Collection entries
_____

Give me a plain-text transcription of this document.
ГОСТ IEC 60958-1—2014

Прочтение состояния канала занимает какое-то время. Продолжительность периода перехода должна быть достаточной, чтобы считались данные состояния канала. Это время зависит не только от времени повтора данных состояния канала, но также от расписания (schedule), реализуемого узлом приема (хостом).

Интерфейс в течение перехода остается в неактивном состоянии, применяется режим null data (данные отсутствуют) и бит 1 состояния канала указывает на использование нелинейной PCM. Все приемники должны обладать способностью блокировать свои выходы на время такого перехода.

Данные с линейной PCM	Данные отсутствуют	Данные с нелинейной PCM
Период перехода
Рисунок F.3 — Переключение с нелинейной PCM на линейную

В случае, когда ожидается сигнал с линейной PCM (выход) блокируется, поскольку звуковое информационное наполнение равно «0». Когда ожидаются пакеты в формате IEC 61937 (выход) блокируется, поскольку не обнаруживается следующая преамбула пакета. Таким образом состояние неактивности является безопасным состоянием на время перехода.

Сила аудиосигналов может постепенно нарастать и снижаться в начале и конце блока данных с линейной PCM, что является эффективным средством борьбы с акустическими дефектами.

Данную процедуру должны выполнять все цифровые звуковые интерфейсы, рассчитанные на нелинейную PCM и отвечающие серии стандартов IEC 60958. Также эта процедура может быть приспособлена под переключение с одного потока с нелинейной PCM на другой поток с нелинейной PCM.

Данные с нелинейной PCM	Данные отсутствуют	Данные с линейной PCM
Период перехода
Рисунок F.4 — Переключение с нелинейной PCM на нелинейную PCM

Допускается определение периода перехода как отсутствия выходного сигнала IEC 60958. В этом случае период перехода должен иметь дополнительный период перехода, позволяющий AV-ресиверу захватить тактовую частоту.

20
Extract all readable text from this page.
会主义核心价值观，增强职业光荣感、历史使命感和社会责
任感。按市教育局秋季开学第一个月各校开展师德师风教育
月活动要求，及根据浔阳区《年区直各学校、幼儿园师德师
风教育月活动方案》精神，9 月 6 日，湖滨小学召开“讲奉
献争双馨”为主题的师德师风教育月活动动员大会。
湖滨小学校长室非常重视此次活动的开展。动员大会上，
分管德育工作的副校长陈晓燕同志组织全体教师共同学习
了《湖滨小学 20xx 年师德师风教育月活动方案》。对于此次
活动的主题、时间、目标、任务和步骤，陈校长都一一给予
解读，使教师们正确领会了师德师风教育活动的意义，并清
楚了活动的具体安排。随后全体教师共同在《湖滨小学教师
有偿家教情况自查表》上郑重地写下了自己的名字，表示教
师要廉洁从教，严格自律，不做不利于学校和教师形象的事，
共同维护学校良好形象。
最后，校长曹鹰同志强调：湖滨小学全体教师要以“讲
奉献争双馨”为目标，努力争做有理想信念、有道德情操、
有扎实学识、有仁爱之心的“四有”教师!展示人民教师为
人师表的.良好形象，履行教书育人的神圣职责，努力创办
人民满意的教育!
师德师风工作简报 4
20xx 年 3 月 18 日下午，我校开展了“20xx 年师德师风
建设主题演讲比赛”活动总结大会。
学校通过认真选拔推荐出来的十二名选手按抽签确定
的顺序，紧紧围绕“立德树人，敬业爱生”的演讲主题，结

_____

▶ **BRIEF**
Return the listing above in its exact form.

▶ **SOLVED EXERCISE**
Give me a plain-text transcription of this document.
ГОСТ IEC 60958-1—2014

Прочтение состояния канала занимает какое-то время. Продолжительность периода перехода должна быть достаточной, чтобы считались данные состояния канала. Это время зависит не только от времени повтора данных состояния канала, но также от расписания (schedule), реализуемого узлом приема (хостом).

Интерфейс в течение перехода остается в неактивном состоянии, применяется режим null data (данные отсутствуют) и бит 1 состояния канала указывает на использование нелинейной PCM. Все приемники должны обладать способностью блокировать свои выходы на время такого перехода.

Данные с линейной PCM	Данные отсутствуют	Данные с нелинейной PCM
Период перехода
Рисунок F.3 — Переключение с нелинейной PCM на линейную

В случае, когда ожидается сигнал с линейной PCM (выход) блокируется, поскольку звуковое информационное наполнение равно «0». Когда ожидаются пакеты в формате IEC 61937 (выход) блокируется, поскольку не обнаруживается следующая преамбула пакета. Таким образом состояние неактивности является безопасным состоянием на время перехода.

Сила аудиосигналов может постепенно нарастать и снижаться в начале и конце блока данных с линейной PCM, что является эффективным средством борьбы с акустическими дефектами.

Данную процедуру должны выполнять все цифровые звуковые интерфейсы, рассчитанные на нелинейную PCM и отвечающие серии стандартов IEC 60958. Также эта процедура может быть приспособлена под переключение с одного потока с нелинейной PCM на другой поток с нелинейной PCM.

Данные с нелинейной PCM	Данные отсутствуют	Данные с линейной PCM
Период перехода
Рисунок F.4 — Переключение с нелинейной PCM на нелинейную PCM

Допускается определение периода перехода как отсутствия выходного сигнала IEC 60958. В этом случае период перехода должен иметь дополнительный период перехода, позволяющий AV-ресиверу захватить тактовую частоту.

20
Extract all readable text from this page.
会主义核心价值观，增强职业光荣感、历史使命感和社会责
任感。按市教育局秋季开学第一个月各校开展师德师风教育
月活动要求，及根据浔阳区《年区直各学校、幼儿园师德师
风教育月活动方案》精神，9 月 6 日，湖滨小学召开“讲奉
献争双馨”为主题的师德师风教育月活动动员大会。
湖滨小学校长室非常重视此次活动的开展。动员大会上，
分管德育工作的副校长陈晓燕同志组织全体教师共同学习
了《湖滨小学 20xx 年师德师风教育月活动方案》。对于此次
活动的主题、时间、目标、任务和步骤，陈校长都一一给予
解读，使教师们正确领会了师德师风教育活动的意义，并清
楚了活动的具体安排。随后全体教师共同在《湖滨小学教师
有偿家教情况自查表》上郑重地写下了自己的名字，表示教
师要廉洁从教，严格自律，不做不利于学校和教师形象的事，
共同维护学校良好形象。
最后，校长曹鹰同志强调：湖滨小学全体教师要以“讲
奉献争双馨”为目标，努力争做有理想信念、有道德情操、
有扎实学识、有仁爱之心的“四有”教师!展示人民教师为
人师表的.良好形象，履行教书育人的神圣职责，努力创办
人民满意的教育!
师德师风工作简报 4
20xx 年 3 月 18 日下午，我校开展了“20xx 年师德师风
建设主题演讲比赛”活动总结大会。
学校通过认真选拔推荐出来的十二名选手按抽签确定
的顺序，紧紧围绕“立德树人，敬业爱生”的演讲主题，结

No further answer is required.